§ **Problem to work on**
Copy out all lines of the records in which the word "Кхан" appears.

Stored items
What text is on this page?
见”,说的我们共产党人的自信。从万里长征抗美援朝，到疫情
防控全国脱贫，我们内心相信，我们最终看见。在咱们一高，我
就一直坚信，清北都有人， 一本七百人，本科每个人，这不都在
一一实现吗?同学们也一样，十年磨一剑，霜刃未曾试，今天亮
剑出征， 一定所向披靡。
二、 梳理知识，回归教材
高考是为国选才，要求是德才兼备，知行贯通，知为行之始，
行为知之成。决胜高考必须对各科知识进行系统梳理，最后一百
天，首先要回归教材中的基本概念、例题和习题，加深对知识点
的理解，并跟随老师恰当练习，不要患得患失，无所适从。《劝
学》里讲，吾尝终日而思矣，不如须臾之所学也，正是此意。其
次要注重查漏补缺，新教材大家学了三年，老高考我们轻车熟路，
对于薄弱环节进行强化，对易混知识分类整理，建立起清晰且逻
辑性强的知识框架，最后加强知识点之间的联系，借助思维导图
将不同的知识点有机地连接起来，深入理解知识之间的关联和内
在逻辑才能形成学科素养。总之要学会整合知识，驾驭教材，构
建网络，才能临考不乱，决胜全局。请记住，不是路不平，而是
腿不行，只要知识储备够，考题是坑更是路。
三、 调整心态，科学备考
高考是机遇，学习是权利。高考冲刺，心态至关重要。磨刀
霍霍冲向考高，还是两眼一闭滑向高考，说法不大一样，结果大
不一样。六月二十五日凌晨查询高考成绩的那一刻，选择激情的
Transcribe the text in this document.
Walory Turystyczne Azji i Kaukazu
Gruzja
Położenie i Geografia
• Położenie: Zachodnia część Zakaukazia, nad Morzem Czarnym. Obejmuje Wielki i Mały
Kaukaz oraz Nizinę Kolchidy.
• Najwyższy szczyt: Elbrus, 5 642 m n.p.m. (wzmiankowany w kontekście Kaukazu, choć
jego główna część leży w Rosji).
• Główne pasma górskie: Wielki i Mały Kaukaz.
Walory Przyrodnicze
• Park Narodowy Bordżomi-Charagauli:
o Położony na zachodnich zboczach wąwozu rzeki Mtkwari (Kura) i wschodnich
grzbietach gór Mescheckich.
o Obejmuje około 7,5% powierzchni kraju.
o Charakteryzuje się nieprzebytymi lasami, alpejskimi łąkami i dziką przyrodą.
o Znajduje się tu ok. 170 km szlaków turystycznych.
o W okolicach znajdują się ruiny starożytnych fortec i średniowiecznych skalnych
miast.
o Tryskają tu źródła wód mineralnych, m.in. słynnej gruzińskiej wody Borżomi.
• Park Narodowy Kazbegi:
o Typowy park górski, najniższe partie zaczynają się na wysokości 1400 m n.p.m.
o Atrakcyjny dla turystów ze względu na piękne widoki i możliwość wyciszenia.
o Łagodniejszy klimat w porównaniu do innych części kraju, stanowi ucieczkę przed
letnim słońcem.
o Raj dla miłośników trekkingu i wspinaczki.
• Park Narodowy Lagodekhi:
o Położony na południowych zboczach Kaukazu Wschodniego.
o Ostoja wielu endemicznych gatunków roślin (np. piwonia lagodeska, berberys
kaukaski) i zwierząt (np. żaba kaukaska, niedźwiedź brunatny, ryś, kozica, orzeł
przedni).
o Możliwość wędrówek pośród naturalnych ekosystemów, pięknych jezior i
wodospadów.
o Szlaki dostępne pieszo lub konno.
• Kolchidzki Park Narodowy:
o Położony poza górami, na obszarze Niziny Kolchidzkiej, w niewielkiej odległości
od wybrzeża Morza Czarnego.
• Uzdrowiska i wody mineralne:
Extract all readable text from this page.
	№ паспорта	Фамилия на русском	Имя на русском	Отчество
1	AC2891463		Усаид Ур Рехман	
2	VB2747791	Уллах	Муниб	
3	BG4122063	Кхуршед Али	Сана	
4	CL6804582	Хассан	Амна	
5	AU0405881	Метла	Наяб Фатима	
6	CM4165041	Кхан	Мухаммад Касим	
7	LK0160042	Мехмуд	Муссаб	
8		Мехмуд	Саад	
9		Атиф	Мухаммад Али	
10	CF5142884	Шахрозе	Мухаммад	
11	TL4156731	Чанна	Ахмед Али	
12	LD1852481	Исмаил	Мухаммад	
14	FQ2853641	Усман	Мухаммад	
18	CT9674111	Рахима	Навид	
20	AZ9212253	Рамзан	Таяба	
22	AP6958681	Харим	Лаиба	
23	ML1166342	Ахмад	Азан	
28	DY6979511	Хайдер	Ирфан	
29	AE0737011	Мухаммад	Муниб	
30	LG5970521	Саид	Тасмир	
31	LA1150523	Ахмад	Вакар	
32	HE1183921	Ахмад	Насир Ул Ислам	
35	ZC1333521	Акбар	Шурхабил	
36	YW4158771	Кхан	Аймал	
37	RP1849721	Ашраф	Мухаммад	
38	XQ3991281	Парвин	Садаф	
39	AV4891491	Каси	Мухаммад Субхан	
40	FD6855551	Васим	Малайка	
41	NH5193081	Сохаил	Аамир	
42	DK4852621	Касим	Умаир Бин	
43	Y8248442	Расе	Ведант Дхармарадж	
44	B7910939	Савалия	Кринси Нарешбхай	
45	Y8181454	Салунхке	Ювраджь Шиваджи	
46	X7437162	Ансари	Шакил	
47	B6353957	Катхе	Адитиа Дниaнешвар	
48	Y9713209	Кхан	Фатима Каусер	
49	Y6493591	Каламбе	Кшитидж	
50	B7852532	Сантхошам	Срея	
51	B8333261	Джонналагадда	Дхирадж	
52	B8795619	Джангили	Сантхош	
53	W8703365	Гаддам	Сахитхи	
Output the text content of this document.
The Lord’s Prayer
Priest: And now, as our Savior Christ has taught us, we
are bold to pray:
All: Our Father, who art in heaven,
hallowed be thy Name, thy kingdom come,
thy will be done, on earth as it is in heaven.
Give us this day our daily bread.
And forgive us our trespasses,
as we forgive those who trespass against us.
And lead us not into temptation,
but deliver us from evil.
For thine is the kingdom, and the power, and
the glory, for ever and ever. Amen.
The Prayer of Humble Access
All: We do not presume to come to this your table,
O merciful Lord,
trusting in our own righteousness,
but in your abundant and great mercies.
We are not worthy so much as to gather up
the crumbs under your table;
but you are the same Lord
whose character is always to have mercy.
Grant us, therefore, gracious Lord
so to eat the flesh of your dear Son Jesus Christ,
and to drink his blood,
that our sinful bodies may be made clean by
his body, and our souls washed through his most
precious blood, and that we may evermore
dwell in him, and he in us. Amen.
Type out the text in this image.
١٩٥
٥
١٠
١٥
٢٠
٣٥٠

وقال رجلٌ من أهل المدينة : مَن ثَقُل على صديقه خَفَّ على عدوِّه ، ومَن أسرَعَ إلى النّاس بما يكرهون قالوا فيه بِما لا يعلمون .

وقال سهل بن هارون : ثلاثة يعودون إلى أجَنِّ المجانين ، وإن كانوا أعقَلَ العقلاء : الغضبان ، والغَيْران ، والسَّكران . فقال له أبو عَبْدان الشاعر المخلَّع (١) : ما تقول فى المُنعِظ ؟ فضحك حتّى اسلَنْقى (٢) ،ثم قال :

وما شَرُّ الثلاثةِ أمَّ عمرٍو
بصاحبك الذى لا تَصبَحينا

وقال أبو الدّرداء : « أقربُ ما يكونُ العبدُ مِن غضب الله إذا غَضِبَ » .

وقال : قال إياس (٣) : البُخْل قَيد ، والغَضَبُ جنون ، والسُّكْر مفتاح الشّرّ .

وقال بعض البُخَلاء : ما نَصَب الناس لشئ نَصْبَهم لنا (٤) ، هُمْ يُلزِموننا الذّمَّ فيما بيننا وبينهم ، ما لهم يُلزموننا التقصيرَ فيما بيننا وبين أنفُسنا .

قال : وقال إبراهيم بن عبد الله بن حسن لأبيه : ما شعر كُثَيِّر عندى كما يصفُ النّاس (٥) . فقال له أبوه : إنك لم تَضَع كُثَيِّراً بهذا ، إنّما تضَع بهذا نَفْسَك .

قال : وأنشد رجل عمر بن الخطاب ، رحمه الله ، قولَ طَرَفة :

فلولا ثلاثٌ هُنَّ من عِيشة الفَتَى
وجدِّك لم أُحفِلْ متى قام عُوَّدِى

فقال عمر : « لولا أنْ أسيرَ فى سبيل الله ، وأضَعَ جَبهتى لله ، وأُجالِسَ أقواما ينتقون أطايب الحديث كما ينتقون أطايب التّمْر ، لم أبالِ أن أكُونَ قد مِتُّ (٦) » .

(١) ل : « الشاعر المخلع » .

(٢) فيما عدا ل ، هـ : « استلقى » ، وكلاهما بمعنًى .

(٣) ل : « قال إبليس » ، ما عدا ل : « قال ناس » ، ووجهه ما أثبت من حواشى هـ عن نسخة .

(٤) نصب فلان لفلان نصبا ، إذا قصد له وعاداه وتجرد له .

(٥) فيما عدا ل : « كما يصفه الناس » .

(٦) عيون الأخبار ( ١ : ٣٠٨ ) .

§ **Output of the task**
6	CM4165041	Кхан	Мухаммад Касим	
36	YW4158771	Кхан	Аймал	
48	Y9713209	Кхан	Фатима Каусер	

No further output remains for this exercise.